▶ RECORDS PROVIDED
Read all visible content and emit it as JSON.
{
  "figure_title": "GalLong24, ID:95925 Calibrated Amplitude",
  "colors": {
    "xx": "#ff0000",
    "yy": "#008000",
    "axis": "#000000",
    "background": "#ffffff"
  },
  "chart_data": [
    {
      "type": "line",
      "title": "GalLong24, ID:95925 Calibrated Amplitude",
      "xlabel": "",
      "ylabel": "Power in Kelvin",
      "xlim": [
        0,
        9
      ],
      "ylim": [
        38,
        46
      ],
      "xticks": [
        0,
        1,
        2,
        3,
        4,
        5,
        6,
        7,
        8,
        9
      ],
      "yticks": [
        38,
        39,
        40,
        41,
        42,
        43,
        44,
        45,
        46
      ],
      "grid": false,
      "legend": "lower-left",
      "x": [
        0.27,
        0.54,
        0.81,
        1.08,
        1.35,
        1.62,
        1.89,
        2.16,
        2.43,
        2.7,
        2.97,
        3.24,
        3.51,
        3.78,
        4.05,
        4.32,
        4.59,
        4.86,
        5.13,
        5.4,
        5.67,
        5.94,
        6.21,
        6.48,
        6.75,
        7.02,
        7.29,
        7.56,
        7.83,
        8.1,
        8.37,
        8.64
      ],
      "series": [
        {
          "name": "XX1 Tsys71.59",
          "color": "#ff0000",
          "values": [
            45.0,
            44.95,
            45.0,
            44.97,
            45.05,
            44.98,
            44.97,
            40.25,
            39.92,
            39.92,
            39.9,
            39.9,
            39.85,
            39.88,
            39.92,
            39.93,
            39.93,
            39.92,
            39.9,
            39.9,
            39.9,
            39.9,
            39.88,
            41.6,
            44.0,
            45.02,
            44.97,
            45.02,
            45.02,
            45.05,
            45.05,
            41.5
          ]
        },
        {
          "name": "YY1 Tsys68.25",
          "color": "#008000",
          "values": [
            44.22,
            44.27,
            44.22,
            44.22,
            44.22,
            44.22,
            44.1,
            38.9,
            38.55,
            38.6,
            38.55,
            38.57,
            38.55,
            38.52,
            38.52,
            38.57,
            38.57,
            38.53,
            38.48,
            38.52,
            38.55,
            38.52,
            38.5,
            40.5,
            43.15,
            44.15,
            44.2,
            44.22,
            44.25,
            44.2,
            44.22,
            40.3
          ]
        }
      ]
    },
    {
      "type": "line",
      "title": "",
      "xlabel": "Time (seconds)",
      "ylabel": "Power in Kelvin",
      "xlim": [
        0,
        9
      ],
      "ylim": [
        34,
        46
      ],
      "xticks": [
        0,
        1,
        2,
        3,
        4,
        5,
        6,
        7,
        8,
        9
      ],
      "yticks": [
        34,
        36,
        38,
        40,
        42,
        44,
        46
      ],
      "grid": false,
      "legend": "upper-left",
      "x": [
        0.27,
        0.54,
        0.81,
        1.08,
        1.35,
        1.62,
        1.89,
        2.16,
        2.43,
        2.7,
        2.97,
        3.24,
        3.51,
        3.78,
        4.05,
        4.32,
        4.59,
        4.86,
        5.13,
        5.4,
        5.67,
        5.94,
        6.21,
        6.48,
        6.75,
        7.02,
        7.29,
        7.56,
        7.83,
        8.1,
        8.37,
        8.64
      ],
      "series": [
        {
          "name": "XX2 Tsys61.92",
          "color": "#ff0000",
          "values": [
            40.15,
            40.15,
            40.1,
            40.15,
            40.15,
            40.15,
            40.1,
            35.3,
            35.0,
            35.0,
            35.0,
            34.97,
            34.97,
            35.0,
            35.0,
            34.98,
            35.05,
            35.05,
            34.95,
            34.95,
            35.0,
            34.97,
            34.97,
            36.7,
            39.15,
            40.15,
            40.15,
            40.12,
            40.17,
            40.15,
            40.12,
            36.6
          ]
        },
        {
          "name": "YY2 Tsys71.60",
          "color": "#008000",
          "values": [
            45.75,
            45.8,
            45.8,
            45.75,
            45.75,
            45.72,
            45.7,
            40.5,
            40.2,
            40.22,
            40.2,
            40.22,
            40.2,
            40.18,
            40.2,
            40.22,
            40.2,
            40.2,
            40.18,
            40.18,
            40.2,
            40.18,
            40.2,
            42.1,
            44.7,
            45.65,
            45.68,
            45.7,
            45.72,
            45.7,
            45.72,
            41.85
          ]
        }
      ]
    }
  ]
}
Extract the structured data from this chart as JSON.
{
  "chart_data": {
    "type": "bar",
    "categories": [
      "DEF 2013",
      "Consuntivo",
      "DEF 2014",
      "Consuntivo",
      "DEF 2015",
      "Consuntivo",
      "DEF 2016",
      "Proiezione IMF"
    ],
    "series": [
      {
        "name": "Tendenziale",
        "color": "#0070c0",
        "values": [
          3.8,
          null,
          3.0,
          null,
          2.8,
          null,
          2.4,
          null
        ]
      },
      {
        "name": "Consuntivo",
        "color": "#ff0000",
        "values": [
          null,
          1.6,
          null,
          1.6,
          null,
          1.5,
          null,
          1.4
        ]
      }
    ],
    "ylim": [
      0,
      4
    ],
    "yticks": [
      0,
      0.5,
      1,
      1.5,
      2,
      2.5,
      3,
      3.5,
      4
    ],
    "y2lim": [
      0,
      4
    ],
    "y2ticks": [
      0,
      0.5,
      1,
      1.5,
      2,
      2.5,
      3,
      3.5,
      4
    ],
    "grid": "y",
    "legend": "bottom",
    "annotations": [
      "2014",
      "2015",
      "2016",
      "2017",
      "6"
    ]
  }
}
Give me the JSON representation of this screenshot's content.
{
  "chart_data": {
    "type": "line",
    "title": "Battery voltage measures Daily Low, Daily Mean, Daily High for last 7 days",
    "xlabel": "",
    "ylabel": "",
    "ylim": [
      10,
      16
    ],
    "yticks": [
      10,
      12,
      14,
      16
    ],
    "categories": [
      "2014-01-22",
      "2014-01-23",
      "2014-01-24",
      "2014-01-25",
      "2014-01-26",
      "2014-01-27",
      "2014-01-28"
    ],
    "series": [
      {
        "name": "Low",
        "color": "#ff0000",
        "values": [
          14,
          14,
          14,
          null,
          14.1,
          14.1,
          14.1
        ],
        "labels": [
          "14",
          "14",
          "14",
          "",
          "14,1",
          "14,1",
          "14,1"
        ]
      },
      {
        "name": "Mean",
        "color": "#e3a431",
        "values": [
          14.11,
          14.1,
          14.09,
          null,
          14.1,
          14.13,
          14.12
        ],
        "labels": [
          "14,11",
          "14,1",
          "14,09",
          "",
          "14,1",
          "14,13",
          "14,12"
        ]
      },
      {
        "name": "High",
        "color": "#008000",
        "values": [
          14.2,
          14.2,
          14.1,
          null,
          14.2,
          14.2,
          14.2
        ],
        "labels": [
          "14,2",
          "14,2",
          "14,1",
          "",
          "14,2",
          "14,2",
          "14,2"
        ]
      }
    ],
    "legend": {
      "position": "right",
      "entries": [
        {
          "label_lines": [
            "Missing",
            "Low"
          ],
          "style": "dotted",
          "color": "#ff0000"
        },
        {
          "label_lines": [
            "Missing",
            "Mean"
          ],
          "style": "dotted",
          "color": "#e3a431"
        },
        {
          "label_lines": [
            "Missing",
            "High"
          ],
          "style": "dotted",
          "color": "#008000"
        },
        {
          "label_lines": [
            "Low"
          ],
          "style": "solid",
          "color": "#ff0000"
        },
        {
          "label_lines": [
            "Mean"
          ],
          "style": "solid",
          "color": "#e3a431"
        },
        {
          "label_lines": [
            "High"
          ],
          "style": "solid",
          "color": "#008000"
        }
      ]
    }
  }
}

▶ EXERCISE BRIEF
From the first line to the last, please quote the material above exactly.

▶ TASK ANSWER
Read all visible content and emit it as JSON.
{
  "figure_title": "GalLong24, ID:95925 Calibrated Amplitude",
  "colors": {
    "xx": "#ff0000",
    "yy": "#008000",
    "axis": "#000000",
    "background": "#ffffff"
  },
  "chart_data": [
    {
      "type": "line",
      "title": "GalLong24, ID:95925 Calibrated Amplitude",
      "xlabel": "",
      "ylabel": "Power in Kelvin",
      "xlim": [
        0,
        9
      ],
      "ylim": [
        38,
        46
      ],
      "xticks": [
        0,
        1,
        2,
        3,
        4,
        5,
        6,
        7,
        8,
        9
      ],
      "yticks": [
        38,
        39,
        40,
        41,
        42,
        43,
        44,
        45,
        46
      ],
      "grid": false,
      "legend": "lower-left",
      "x": [
        0.27,
        0.54,
        0.81,
        1.08,
        1.35,
        1.62,
        1.89,
        2.16,
        2.43,
        2.7,
        2.97,
        3.24,
        3.51,
        3.78,
        4.05,
        4.32,
        4.59,
        4.86,
        5.13,
        5.4,
        5.67,
        5.94,
        6.21,
        6.48,
        6.75,
        7.02,
        7.29,
        7.56,
        7.83,
        8.1,
        8.37,
        8.64
      ],
      "series": [
        {
          "name": "XX1 Tsys71.59",
          "color": "#ff0000",
          "values": [
            45.0,
            44.95,
            45.0,
            44.97,
            45.05,
            44.98,
            44.97,
            40.25,
            39.92,
            39.92,
            39.9,
            39.9,
            39.85,
            39.88,
            39.92,
            39.93,
            39.93,
            39.92,
            39.9,
            39.9,
            39.9,
            39.9,
            39.88,
            41.6,
            44.0,
            45.02,
            44.97,
            45.02,
            45.02,
            45.05,
            45.05,
            41.5
          ]
        },
        {
          "name": "YY1 Tsys68.25",
          "color": "#008000",
          "values": [
            44.22,
            44.27,
            44.22,
            44.22,
            44.22,
            44.22,
            44.1,
            38.9,
            38.55,
            38.6,
            38.55,
            38.57,
            38.55,
            38.52,
            38.52,
            38.57,
            38.57,
            38.53,
            38.48,
            38.52,
            38.55,
            38.52,
            38.5,
            40.5,
            43.15,
            44.15,
            44.2,
            44.22,
            44.25,
            44.2,
            44.22,
            40.3
          ]
        }
      ]
    },
    {
      "type": "line",
      "title": "",
      "xlabel": "Time (seconds)",
      "ylabel": "Power in Kelvin",
      "xlim": [
        0,
        9
      ],
      "ylim": [
        34,
        46
      ],
      "xticks": [
        0,
        1,
        2,
        3,
        4,
        5,
        6,
        7,
        8,
        9
      ],
      "yticks": [
        34,
        36,
        38,
        40,
        42,
        44,
        46
      ],
      "grid": false,
      "legend": "upper-left",
      "x": [
        0.27,
        0.54,
        0.81,
        1.08,
        1.35,
        1.62,
        1.89,
        2.16,
        2.43,
        2.7,
        2.97,
        3.24,
        3.51,
        3.78,
        4.05,
        4.32,
        4.59,
        4.86,
        5.13,
        5.4,
        5.67,
        5.94,
        6.21,
        6.48,
        6.75,
        7.02,
        7.29,
        7.56,
        7.83,
        8.1,
        8.37,
        8.64
      ],
      "series": [
        {
          "name": "XX2 Tsys61.92",
          "color": "#ff0000",
          "values": [
            40.15,
            40.15,
            40.1,
            40.15,
            40.15,
            40.15,
            40.1,
            35.3,
            35.0,
            35.0,
            35.0,
            34.97,
            34.97,
            35.0,
            35.0,
            34.98,
            35.05,
            35.05,
            34.95,
            34.95,
            35.0,
            34.97,
            34.97,
            36.7,
            39.15,
            40.15,
            40.15,
            40.12,
            40.17,
            40.15,
            40.12,
            36.6
          ]
        },
        {
          "name": "YY2 Tsys71.60",
          "color": "#008000",
          "values": [
            45.75,
            45.8,
            45.8,
            45.75,
            45.75,
            45.72,
            45.7,
            40.5,
            40.2,
            40.22,
            40.2,
            40.22,
            40.2,
            40.18,
            40.2,
            40.22,
            40.2,
            40.2,
            40.18,
            40.18,
            40.2,
            40.18,
            40.2,
            42.1,
            44.7,
            45.65,
            45.68,
            45.7,
            45.72,
            45.7,
            45.72,
            41.85
          ]
        }
      ]
    }
  ]
}
Extract the structured data from this chart as JSON.
{
  "chart_data": {
    "type": "bar",
    "categories": [
      "DEF 2013",
      "Consuntivo",
      "DEF 2014",
      "Consuntivo",
      "DEF 2015",
      "Consuntivo",
      "DEF 2016",
      "Proiezione IMF"
    ],
    "series": [
      {
        "name": "Tendenziale",
        "color": "#0070c0",
        "values": [
          3.8,
          null,
          3.0,
          null,
          2.8,
          null,
          2.4,
          null
        ]
      },
      {
        "name": "Consuntivo",
        "color": "#ff0000",
        "values": [
          null,
          1.6,
          null,
          1.6,
          null,
          1.5,
          null,
          1.4
        ]
      }
    ],
    "ylim": [
      0,
      4
    ],
    "yticks": [
      0,
      0.5,
      1,
      1.5,
      2,
      2.5,
      3,
      3.5,
      4
    ],
    "y2lim": [
      0,
      4
    ],
    "y2ticks": [
      0,
      0.5,
      1,
      1.5,
      2,
      2.5,
      3,
      3.5,
      4
    ],
    "grid": "y",
    "legend": "bottom",
    "annotations": [
      "2014",
      "2015",
      "2016",
      "2017",
      "6"
    ]
  }
}
Give me the JSON representation of this screenshot's content.
{
  "chart_data": {
    "type": "line",
    "title": "Battery voltage measures Daily Low, Daily Mean, Daily High for last 7 days",
    "xlabel": "",
    "ylabel": "",
    "ylim": [
      10,
      16
    ],
    "yticks": [
      10,
      12,
      14,
      16
    ],
    "categories": [
      "2014-01-22",
      "2014-01-23",
      "2014-01-24",
      "2014-01-25",
      "2014-01-26",
      "2014-01-27",
      "2014-01-28"
    ],
    "series": [
      {
        "name": "Low",
        "color": "#ff0000",
        "values": [
          14,
          14,
          14,
          null,
          14.1,
          14.1,
          14.1
        ],
        "labels": [
          "14",
          "14",
          "14",
          "",
          "14,1",
          "14,1",
          "14,1"
        ]
      },
      {
        "name": "Mean",
        "color": "#e3a431",
        "values": [
          14.11,
          14.1,
          14.09,
          null,
          14.1,
          14.13,
          14.12
        ],
        "labels": [
          "14,11",
          "14,1",
          "14,09",
          "",
          "14,1",
          "14,13",
          "14,12"
        ]
      },
      {
        "name": "High",
        "color": "#008000",
        "values": [
          14.2,
          14.2,
          14.1,
          null,
          14.2,
          14.2,
          14.2
        ],
        "labels": [
          "14,2",
          "14,2",
          "14,1",
          "",
          "14,2",
          "14,2",
          "14,2"
        ]
      }
    ],
    "legend": {
      "position": "right",
      "entries": [
        {
          "label_lines": [
            "Missing",
            "Low"
          ],
          "style": "dotted",
          "color": "#ff0000"
        },
        {
          "label_lines": [
            "Missing",
            "Mean"
          ],
          "style": "dotted",
          "color": "#e3a431"
        },
        {
          "label_lines": [
            "Missing",
            "High"
          ],
          "style": "dotted",
          "color": "#008000"
        },
        {
          "label_lines": [
            "Low"
          ],
          "style": "solid",
          "color": "#ff0000"
        },
        {
          "label_lines": [
            "Mean"
          ],
          "style": "solid",
          "color": "#e3a431"
        },
        {
          "label_lines": [
            "High"
          ],
          "style": "solid",
          "color": "#008000"
        }
      ]
    }
  }
}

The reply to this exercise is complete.